Objective: Where a line contains the word "JSON", copy that line.

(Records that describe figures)
· · · · · · ·
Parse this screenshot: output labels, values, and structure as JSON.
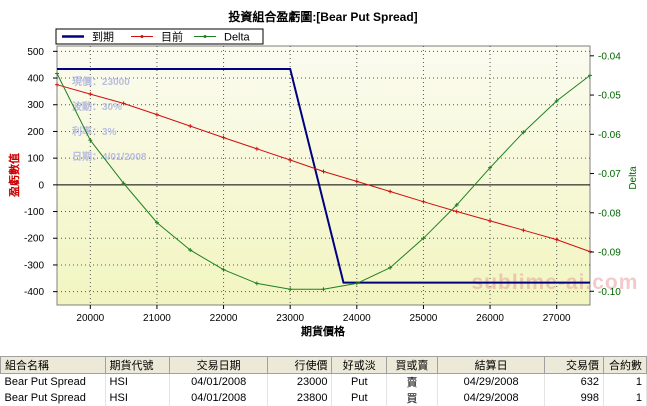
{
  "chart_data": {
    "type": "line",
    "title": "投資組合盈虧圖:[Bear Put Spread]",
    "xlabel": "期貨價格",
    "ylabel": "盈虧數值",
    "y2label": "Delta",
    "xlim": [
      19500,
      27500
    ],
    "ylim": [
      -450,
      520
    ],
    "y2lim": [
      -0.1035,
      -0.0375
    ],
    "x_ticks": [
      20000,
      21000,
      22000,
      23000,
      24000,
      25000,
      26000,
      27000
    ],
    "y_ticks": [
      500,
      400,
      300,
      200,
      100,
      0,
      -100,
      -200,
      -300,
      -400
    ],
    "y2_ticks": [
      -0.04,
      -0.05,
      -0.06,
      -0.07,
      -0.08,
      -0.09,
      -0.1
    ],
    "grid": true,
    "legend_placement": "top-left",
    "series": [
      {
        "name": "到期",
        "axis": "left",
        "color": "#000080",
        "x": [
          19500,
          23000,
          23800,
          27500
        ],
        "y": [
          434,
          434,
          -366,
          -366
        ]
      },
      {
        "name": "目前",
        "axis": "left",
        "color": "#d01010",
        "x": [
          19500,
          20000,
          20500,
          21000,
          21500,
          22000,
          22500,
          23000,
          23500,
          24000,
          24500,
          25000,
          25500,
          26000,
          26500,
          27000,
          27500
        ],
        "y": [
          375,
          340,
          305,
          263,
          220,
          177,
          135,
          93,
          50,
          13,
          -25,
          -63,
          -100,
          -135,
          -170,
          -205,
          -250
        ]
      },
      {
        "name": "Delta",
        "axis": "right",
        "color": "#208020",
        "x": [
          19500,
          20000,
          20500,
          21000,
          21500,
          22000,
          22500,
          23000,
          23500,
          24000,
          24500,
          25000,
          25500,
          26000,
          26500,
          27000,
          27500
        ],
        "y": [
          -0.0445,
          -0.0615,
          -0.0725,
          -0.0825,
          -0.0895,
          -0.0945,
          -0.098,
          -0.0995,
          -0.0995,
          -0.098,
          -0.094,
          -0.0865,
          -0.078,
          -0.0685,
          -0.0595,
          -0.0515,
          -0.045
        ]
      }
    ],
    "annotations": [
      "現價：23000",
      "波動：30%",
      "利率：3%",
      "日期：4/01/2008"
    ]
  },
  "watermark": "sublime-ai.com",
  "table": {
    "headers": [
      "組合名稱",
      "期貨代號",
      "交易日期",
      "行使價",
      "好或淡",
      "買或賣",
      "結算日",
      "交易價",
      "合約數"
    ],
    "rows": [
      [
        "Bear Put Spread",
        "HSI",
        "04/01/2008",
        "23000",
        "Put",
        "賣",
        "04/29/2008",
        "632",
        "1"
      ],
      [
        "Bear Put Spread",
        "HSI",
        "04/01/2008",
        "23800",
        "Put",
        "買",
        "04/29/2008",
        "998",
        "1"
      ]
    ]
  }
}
· · · · · · ·
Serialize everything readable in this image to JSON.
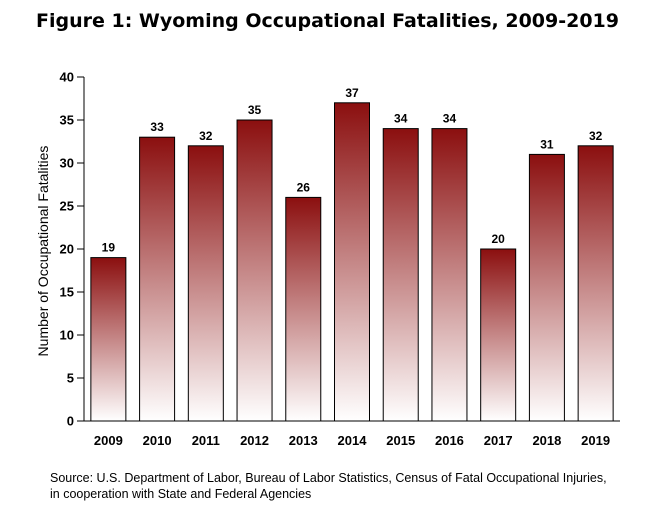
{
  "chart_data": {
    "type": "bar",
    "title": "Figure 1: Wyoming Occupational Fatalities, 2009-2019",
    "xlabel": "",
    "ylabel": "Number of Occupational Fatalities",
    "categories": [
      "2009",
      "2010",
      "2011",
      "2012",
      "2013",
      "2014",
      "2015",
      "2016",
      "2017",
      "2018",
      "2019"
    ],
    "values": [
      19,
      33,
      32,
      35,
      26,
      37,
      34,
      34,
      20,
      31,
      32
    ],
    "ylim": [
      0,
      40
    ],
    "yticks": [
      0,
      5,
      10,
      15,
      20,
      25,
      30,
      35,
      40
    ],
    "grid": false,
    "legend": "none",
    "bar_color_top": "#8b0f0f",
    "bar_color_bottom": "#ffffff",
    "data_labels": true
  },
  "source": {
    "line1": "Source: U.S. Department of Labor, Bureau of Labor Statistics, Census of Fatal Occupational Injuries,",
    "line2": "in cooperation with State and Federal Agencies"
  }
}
· · · · · · ·
Complete response:
Parse this screenshot: output labels, values, and structure as JSON.
Serialize everything readable in this image to JSON.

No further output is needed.